Exercise instructions: Return the whole listing, line for line, without the pictures in it.

=-=-=

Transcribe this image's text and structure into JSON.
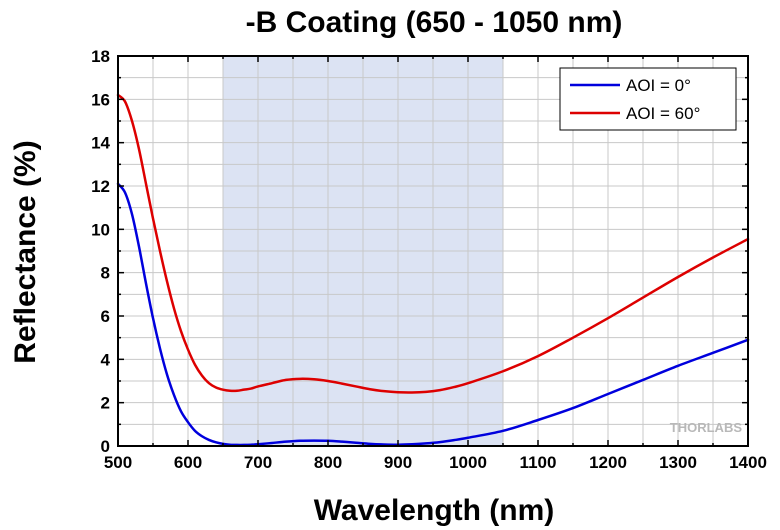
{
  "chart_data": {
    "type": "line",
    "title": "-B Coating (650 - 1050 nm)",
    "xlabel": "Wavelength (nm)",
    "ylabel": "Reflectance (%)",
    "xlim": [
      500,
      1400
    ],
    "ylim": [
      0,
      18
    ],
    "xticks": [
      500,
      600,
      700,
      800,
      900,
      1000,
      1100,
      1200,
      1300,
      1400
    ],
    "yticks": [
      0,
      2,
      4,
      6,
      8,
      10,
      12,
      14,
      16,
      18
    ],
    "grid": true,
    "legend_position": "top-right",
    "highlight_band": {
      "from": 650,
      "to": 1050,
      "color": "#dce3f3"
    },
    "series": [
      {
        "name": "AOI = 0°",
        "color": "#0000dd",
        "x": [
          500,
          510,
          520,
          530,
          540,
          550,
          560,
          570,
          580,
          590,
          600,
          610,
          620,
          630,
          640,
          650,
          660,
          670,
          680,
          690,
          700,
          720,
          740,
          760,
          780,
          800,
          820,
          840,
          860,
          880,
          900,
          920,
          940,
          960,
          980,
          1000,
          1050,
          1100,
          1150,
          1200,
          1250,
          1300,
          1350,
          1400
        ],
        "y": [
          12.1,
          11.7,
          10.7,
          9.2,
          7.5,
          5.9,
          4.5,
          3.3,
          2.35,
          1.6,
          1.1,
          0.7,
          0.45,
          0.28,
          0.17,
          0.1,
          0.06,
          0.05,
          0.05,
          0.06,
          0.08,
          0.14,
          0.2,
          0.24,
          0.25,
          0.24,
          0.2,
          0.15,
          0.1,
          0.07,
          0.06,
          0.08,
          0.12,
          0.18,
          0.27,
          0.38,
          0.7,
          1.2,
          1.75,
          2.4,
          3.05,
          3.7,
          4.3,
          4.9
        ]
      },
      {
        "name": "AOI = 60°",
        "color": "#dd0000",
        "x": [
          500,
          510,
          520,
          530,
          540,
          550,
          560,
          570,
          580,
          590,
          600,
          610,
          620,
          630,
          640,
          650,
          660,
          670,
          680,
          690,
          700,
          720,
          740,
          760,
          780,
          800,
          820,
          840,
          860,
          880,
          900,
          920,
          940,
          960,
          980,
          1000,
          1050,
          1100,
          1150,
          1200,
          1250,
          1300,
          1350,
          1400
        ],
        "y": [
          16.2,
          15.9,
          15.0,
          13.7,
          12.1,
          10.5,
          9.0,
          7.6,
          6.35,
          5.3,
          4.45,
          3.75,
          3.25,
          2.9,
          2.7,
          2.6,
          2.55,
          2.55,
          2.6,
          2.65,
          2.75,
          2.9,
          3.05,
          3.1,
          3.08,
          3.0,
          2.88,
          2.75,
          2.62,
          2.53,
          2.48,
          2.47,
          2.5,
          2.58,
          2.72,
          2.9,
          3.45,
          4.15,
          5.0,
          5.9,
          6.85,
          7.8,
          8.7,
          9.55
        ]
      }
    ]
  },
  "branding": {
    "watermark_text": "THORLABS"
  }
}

=-=-=

Final result:
Transcribe this image's text and structure into JSON.
{
  "chart_data": {
    "type": "line",
    "title": "-B Coating (650 - 1050 nm)",
    "xlabel": "Wavelength (nm)",
    "ylabel": "Reflectance (%)",
    "xlim": [
      500,
      1400
    ],
    "ylim": [
      0,
      18
    ],
    "xticks": [
      500,
      600,
      700,
      800,
      900,
      1000,
      1100,
      1200,
      1300,
      1400
    ],
    "yticks": [
      0,
      2,
      4,
      6,
      8,
      10,
      12,
      14,
      16,
      18
    ],
    "grid": true,
    "legend_position": "top-right",
    "highlight_band": {
      "from": 650,
      "to": 1050,
      "color": "#dce3f3"
    },
    "series": [
      {
        "name": "AOI = 0°",
        "color": "#0000dd",
        "x": [
          500,
          510,
          520,
          530,
          540,
          550,
          560,
          570,
          580,
          590,
          600,
          610,
          620,
          630,
          640,
          650,
          660,
          670,
          680,
          690,
          700,
          720,
          740,
          760,
          780,
          800,
          820,
          840,
          860,
          880,
          900,
          920,
          940,
          960,
          980,
          1000,
          1050,
          1100,
          1150,
          1200,
          1250,
          1300,
          1350,
          1400
        ],
        "y": [
          12.1,
          11.7,
          10.7,
          9.2,
          7.5,
          5.9,
          4.5,
          3.3,
          2.35,
          1.6,
          1.1,
          0.7,
          0.45,
          0.28,
          0.17,
          0.1,
          0.06,
          0.05,
          0.05,
          0.06,
          0.08,
          0.14,
          0.2,
          0.24,
          0.25,
          0.24,
          0.2,
          0.15,
          0.1,
          0.07,
          0.06,
          0.08,
          0.12,
          0.18,
          0.27,
          0.38,
          0.7,
          1.2,
          1.75,
          2.4,
          3.05,
          3.7,
          4.3,
          4.9
        ]
      },
      {
        "name": "AOI = 60°",
        "color": "#dd0000",
        "x": [
          500,
          510,
          520,
          530,
          540,
          550,
          560,
          570,
          580,
          590,
          600,
          610,
          620,
          630,
          640,
          650,
          660,
          670,
          680,
          690,
          700,
          720,
          740,
          760,
          780,
          800,
          820,
          840,
          860,
          880,
          900,
          920,
          940,
          960,
          980,
          1000,
          1050,
          1100,
          1150,
          1200,
          1250,
          1300,
          1350,
          1400
        ],
        "y": [
          16.2,
          15.9,
          15.0,
          13.7,
          12.1,
          10.5,
          9.0,
          7.6,
          6.35,
          5.3,
          4.45,
          3.75,
          3.25,
          2.9,
          2.7,
          2.6,
          2.55,
          2.55,
          2.6,
          2.65,
          2.75,
          2.9,
          3.05,
          3.1,
          3.08,
          3.0,
          2.88,
          2.75,
          2.62,
          2.53,
          2.48,
          2.47,
          2.5,
          2.58,
          2.72,
          2.9,
          3.45,
          4.15,
          5.0,
          5.9,
          6.85,
          7.8,
          8.7,
          9.55
        ]
      }
    ]
  },
  "branding": {
    "watermark_text": "THORLABS"
  }
}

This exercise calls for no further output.